:: Requirements ::
Write out every entry, unchanged. Skip any picture.

________________________________________

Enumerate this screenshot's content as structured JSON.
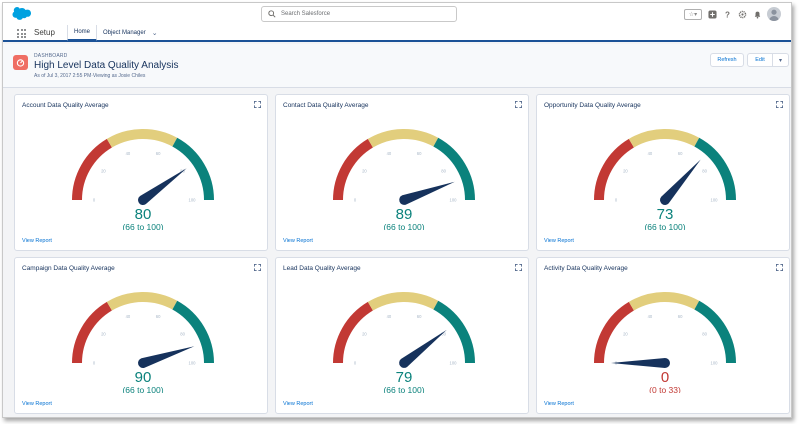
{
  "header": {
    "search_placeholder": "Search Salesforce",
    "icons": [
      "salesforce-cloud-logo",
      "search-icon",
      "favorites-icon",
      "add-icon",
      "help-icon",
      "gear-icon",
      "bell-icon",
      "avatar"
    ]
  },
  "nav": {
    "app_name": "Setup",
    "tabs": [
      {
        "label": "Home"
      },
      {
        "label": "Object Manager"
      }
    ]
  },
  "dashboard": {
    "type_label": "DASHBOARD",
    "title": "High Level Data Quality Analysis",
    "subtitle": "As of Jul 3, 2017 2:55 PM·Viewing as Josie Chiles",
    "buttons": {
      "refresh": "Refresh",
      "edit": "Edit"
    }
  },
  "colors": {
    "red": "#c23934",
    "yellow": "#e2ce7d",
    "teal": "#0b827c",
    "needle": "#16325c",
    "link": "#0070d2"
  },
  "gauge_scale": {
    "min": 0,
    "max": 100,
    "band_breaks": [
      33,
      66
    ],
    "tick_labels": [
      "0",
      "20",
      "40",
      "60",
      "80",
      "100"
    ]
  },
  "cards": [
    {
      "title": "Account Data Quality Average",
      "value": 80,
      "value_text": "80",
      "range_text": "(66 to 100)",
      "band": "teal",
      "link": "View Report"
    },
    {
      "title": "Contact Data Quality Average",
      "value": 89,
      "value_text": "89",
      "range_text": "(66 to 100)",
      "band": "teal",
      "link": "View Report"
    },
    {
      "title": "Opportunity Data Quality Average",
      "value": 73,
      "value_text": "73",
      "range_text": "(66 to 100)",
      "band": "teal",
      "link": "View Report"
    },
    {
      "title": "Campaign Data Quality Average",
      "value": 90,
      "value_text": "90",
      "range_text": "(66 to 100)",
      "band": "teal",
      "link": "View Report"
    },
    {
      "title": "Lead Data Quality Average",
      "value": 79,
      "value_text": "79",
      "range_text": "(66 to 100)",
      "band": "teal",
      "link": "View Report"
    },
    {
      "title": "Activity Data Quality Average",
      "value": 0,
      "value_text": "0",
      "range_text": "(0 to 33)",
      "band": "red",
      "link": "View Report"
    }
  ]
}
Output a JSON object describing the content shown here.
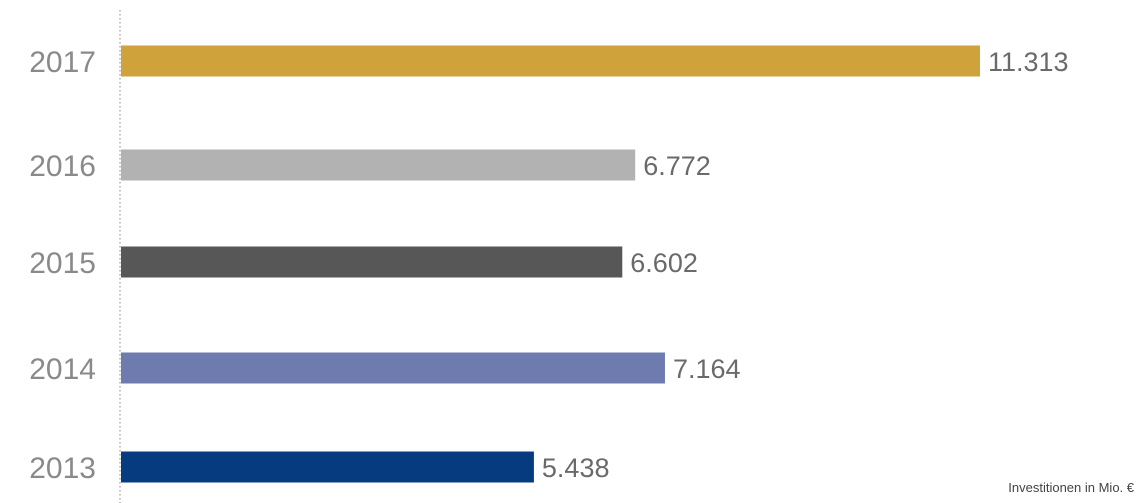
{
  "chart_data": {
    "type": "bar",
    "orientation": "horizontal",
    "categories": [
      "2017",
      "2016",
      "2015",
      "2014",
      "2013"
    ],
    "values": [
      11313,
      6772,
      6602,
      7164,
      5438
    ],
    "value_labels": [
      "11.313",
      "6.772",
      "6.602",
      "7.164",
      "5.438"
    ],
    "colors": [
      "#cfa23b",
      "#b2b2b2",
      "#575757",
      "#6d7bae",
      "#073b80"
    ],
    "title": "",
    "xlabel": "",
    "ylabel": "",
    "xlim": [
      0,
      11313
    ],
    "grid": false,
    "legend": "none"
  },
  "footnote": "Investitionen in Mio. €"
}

________________________________________

:: Task answer ::
Enumerate this screenshot's content as structured JSON.
{
  "header": {
    "search_placeholder": "Search Salesforce",
    "icons": [
      "salesforce-cloud-logo",
      "search-icon",
      "favorites-icon",
      "add-icon",
      "help-icon",
      "gear-icon",
      "bell-icon",
      "avatar"
    ]
  },
  "nav": {
    "app_name": "Setup",
    "tabs": [
      {
        "label": "Home"
      },
      {
        "label": "Object Manager"
      }
    ]
  },
  "dashboard": {
    "type_label": "DASHBOARD",
    "title": "High Level Data Quality Analysis",
    "subtitle": "As of Jul 3, 2017 2:55 PM·Viewing as Josie Chiles",
    "buttons": {
      "refresh": "Refresh",
      "edit": "Edit"
    }
  },
  "colors": {
    "red": "#c23934",
    "yellow": "#e2ce7d",
    "teal": "#0b827c",
    "needle": "#16325c",
    "link": "#0070d2"
  },
  "gauge_scale": {
    "min": 0,
    "max": 100,
    "band_breaks": [
      33,
      66
    ],
    "tick_labels": [
      "0",
      "20",
      "40",
      "60",
      "80",
      "100"
    ]
  },
  "cards": [
    {
      "title": "Account Data Quality Average",
      "value": 80,
      "value_text": "80",
      "range_text": "(66 to 100)",
      "band": "teal",
      "link": "View Report"
    },
    {
      "title": "Contact Data Quality Average",
      "value": 89,
      "value_text": "89",
      "range_text": "(66 to 100)",
      "band": "teal",
      "link": "View Report"
    },
    {
      "title": "Opportunity Data Quality Average",
      "value": 73,
      "value_text": "73",
      "range_text": "(66 to 100)",
      "band": "teal",
      "link": "View Report"
    },
    {
      "title": "Campaign Data Quality Average",
      "value": 90,
      "value_text": "90",
      "range_text": "(66 to 100)",
      "band": "teal",
      "link": "View Report"
    },
    {
      "title": "Lead Data Quality Average",
      "value": 79,
      "value_text": "79",
      "range_text": "(66 to 100)",
      "band": "teal",
      "link": "View Report"
    },
    {
      "title": "Activity Data Quality Average",
      "value": 0,
      "value_text": "0",
      "range_text": "(0 to 33)",
      "band": "red",
      "link": "View Report"
    }
  ]
}
Output a JSON object describing the content shown here.
{
  "chart_data": {
    "type": "bar",
    "orientation": "horizontal",
    "categories": [
      "2017",
      "2016",
      "2015",
      "2014",
      "2013"
    ],
    "values": [
      11313,
      6772,
      6602,
      7164,
      5438
    ],
    "value_labels": [
      "11.313",
      "6.772",
      "6.602",
      "7.164",
      "5.438"
    ],
    "colors": [
      "#cfa23b",
      "#b2b2b2",
      "#575757",
      "#6d7bae",
      "#073b80"
    ],
    "title": "",
    "xlabel": "",
    "ylabel": "",
    "xlim": [
      0,
      11313
    ],
    "grid": false,
    "legend": "none"
  },
  "footnote": "Investitionen in Mio. €"
}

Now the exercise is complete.